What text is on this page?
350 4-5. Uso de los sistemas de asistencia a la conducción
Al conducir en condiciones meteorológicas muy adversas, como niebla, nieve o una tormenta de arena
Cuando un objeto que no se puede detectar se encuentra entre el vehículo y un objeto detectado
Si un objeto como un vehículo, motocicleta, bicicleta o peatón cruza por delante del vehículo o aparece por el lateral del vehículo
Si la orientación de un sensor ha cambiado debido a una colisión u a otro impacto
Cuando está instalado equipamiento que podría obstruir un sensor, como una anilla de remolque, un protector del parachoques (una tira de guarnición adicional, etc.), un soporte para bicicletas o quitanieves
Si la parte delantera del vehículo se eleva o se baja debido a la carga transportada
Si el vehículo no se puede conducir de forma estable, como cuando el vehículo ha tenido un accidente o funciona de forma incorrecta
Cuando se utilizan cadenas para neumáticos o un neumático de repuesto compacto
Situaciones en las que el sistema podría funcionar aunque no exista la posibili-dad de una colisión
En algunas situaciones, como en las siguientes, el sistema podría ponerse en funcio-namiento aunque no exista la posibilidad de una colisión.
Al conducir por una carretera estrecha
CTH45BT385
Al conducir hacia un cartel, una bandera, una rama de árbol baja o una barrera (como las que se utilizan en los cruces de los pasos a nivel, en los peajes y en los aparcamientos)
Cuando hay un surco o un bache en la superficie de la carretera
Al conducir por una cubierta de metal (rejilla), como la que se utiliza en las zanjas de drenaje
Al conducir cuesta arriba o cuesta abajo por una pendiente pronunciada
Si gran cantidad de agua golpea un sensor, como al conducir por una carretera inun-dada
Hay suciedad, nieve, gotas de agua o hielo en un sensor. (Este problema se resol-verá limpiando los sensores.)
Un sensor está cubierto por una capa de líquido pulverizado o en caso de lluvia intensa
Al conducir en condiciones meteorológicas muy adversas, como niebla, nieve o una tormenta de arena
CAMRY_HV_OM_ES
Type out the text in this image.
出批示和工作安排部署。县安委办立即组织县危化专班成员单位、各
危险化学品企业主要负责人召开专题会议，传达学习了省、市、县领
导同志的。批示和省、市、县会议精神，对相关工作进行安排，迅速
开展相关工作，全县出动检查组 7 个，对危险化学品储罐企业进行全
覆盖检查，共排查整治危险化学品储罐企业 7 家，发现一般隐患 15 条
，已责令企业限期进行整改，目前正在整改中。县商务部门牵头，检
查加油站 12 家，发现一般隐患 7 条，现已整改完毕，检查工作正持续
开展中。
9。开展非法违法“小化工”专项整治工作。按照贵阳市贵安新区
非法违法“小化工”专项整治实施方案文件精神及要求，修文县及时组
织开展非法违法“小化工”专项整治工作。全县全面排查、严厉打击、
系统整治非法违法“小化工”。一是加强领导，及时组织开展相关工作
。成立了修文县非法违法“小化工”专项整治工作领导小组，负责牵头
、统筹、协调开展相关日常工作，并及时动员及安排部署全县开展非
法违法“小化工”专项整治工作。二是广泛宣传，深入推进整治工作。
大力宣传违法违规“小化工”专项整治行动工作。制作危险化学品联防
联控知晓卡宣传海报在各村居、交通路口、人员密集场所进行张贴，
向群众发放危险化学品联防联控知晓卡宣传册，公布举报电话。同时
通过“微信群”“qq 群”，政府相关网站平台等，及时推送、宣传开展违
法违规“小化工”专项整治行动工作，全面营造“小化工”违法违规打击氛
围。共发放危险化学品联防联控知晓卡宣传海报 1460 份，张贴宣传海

##############################

**To do:** Recopy the whole listing exactly.

**Response:**
What text is on this page?
350 4-5. Uso de los sistemas de asistencia a la conducción
Al conducir en condiciones meteorológicas muy adversas, como niebla, nieve o una tormenta de arena
Cuando un objeto que no se puede detectar se encuentra entre el vehículo y un objeto detectado
Si un objeto como un vehículo, motocicleta, bicicleta o peatón cruza por delante del vehículo o aparece por el lateral del vehículo
Si la orientación de un sensor ha cambiado debido a una colisión u a otro impacto
Cuando está instalado equipamiento que podría obstruir un sensor, como una anilla de remolque, un protector del parachoques (una tira de guarnición adicional, etc.), un soporte para bicicletas o quitanieves
Si la parte delantera del vehículo se eleva o se baja debido a la carga transportada
Si el vehículo no se puede conducir de forma estable, como cuando el vehículo ha tenido un accidente o funciona de forma incorrecta
Cuando se utilizan cadenas para neumáticos o un neumático de repuesto compacto
Situaciones en las que el sistema podría funcionar aunque no exista la posibili-dad de una colisión
En algunas situaciones, como en las siguientes, el sistema podría ponerse en funcio-namiento aunque no exista la posibilidad de una colisión.
Al conducir por una carretera estrecha
CTH45BT385
Al conducir hacia un cartel, una bandera, una rama de árbol baja o una barrera (como las que se utilizan en los cruces de los pasos a nivel, en los peajes y en los aparcamientos)
Cuando hay un surco o un bache en la superficie de la carretera
Al conducir por una cubierta de metal (rejilla), como la que se utiliza en las zanjas de drenaje
Al conducir cuesta arriba o cuesta abajo por una pendiente pronunciada
Si gran cantidad de agua golpea un sensor, como al conducir por una carretera inun-dada
Hay suciedad, nieve, gotas de agua o hielo en un sensor. (Este problema se resol-verá limpiando los sensores.)
Un sensor está cubierto por una capa de líquido pulverizado o en caso de lluvia intensa
Al conducir en condiciones meteorológicas muy adversas, como niebla, nieve o una tormenta de arena
CAMRY_HV_OM_ES
Type out the text in this image.
出批示和工作安排部署。县安委办立即组织县危化专班成员单位、各
危险化学品企业主要负责人召开专题会议，传达学习了省、市、县领
导同志的。批示和省、市、县会议精神，对相关工作进行安排，迅速
开展相关工作，全县出动检查组 7 个，对危险化学品储罐企业进行全
覆盖检查，共排查整治危险化学品储罐企业 7 家，发现一般隐患 15 条
，已责令企业限期进行整改，目前正在整改中。县商务部门牵头，检
查加油站 12 家，发现一般隐患 7 条，现已整改完毕，检查工作正持续
开展中。
9。开展非法违法“小化工”专项整治工作。按照贵阳市贵安新区
非法违法“小化工”专项整治实施方案文件精神及要求，修文县及时组
织开展非法违法“小化工”专项整治工作。全县全面排查、严厉打击、
系统整治非法违法“小化工”。一是加强领导，及时组织开展相关工作
。成立了修文县非法违法“小化工”专项整治工作领导小组，负责牵头
、统筹、协调开展相关日常工作，并及时动员及安排部署全县开展非
法违法“小化工”专项整治工作。二是广泛宣传，深入推进整治工作。
大力宣传违法违规“小化工”专项整治行动工作。制作危险化学品联防
联控知晓卡宣传海报在各村居、交通路口、人员密集场所进行张贴，
向群众发放危险化学品联防联控知晓卡宣传册，公布举报电话。同时
通过“微信群”“qq 群”，政府相关网站平台等，及时推送、宣传开展违
法违规“小化工”专项整治行动工作，全面营造“小化工”违法违规打击氛
围。共发放危险化学品联防联控知晓卡宣传海报 1460 份，张贴宣传海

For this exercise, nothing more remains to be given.